┏━━
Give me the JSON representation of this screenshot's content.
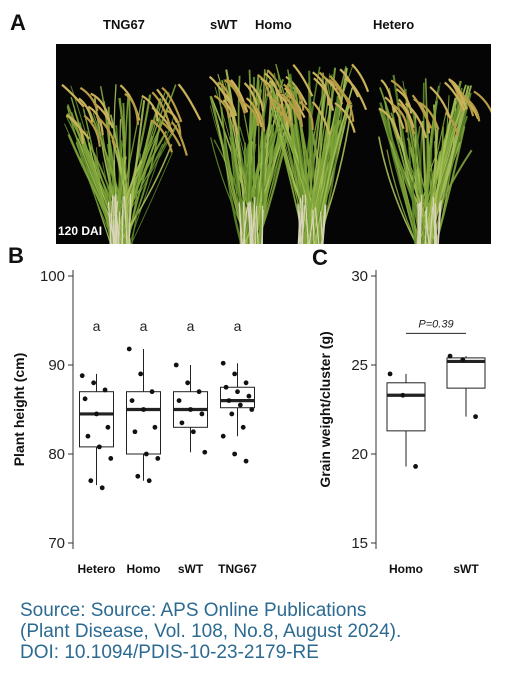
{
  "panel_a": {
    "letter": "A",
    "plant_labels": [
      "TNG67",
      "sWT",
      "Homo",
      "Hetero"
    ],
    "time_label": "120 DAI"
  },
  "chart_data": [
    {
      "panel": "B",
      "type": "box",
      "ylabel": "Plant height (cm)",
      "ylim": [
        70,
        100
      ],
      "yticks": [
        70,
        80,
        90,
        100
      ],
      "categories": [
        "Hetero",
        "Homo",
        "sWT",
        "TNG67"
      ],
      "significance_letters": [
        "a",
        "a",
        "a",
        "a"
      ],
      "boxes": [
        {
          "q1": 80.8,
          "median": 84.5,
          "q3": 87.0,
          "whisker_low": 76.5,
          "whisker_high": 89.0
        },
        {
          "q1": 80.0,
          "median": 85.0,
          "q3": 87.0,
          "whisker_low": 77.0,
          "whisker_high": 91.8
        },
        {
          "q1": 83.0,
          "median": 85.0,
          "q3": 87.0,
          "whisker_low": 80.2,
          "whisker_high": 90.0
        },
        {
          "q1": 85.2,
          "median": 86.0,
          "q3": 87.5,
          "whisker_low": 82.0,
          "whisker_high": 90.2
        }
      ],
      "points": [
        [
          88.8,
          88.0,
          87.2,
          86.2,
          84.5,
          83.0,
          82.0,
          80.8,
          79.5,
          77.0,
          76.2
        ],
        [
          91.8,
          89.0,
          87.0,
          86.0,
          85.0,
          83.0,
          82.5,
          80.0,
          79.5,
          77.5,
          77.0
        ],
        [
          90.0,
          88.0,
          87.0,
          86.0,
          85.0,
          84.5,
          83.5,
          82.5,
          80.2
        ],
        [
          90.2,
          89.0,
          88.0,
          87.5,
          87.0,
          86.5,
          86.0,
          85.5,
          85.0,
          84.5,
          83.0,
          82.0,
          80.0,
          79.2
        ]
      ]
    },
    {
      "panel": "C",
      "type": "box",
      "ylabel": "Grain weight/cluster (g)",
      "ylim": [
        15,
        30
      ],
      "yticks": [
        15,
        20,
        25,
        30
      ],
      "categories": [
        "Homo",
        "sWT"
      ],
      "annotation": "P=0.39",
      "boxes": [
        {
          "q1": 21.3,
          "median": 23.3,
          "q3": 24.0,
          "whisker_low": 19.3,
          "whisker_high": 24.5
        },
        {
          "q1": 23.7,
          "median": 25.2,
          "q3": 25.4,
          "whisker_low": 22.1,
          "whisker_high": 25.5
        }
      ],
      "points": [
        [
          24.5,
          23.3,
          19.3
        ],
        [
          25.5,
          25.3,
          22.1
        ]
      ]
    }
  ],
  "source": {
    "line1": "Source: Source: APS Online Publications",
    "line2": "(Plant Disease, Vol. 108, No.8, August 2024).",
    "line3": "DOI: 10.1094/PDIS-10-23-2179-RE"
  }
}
┗━━
## Task to complete
Keep the pictures out of the copy and write out the data exactly as it stands.

## Result
Give me the JSON representation of this screenshot's content.
{
  "panel_a": {
    "letter": "A",
    "plant_labels": [
      "TNG67",
      "sWT",
      "Homo",
      "Hetero"
    ],
    "time_label": "120 DAI"
  },
  "chart_data": [
    {
      "panel": "B",
      "type": "box",
      "ylabel": "Plant height (cm)",
      "ylim": [
        70,
        100
      ],
      "yticks": [
        70,
        80,
        90,
        100
      ],
      "categories": [
        "Hetero",
        "Homo",
        "sWT",
        "TNG67"
      ],
      "significance_letters": [
        "a",
        "a",
        "a",
        "a"
      ],
      "boxes": [
        {
          "q1": 80.8,
          "median": 84.5,
          "q3": 87.0,
          "whisker_low": 76.5,
          "whisker_high": 89.0
        },
        {
          "q1": 80.0,
          "median": 85.0,
          "q3": 87.0,
          "whisker_low": 77.0,
          "whisker_high": 91.8
        },
        {
          "q1": 83.0,
          "median": 85.0,
          "q3": 87.0,
          "whisker_low": 80.2,
          "whisker_high": 90.0
        },
        {
          "q1": 85.2,
          "median": 86.0,
          "q3": 87.5,
          "whisker_low": 82.0,
          "whisker_high": 90.2
        }
      ],
      "points": [
        [
          88.8,
          88.0,
          87.2,
          86.2,
          84.5,
          83.0,
          82.0,
          80.8,
          79.5,
          77.0,
          76.2
        ],
        [
          91.8,
          89.0,
          87.0,
          86.0,
          85.0,
          83.0,
          82.5,
          80.0,
          79.5,
          77.5,
          77.0
        ],
        [
          90.0,
          88.0,
          87.0,
          86.0,
          85.0,
          84.5,
          83.5,
          82.5,
          80.2
        ],
        [
          90.2,
          89.0,
          88.0,
          87.5,
          87.0,
          86.5,
          86.0,
          85.5,
          85.0,
          84.5,
          83.0,
          82.0,
          80.0,
          79.2
        ]
      ]
    },
    {
      "panel": "C",
      "type": "box",
      "ylabel": "Grain weight/cluster (g)",
      "ylim": [
        15,
        30
      ],
      "yticks": [
        15,
        20,
        25,
        30
      ],
      "categories": [
        "Homo",
        "sWT"
      ],
      "annotation": "P=0.39",
      "boxes": [
        {
          "q1": 21.3,
          "median": 23.3,
          "q3": 24.0,
          "whisker_low": 19.3,
          "whisker_high": 24.5
        },
        {
          "q1": 23.7,
          "median": 25.2,
          "q3": 25.4,
          "whisker_low": 22.1,
          "whisker_high": 25.5
        }
      ],
      "points": [
        [
          24.5,
          23.3,
          19.3
        ],
        [
          25.5,
          25.3,
          22.1
        ]
      ]
    }
  ],
  "source": {
    "line1": "Source: Source: APS Online Publications",
    "line2": "(Plant Disease, Vol. 108, No.8, August 2024).",
    "line3": "DOI: 10.1094/PDIS-10-23-2179-RE"
  }
}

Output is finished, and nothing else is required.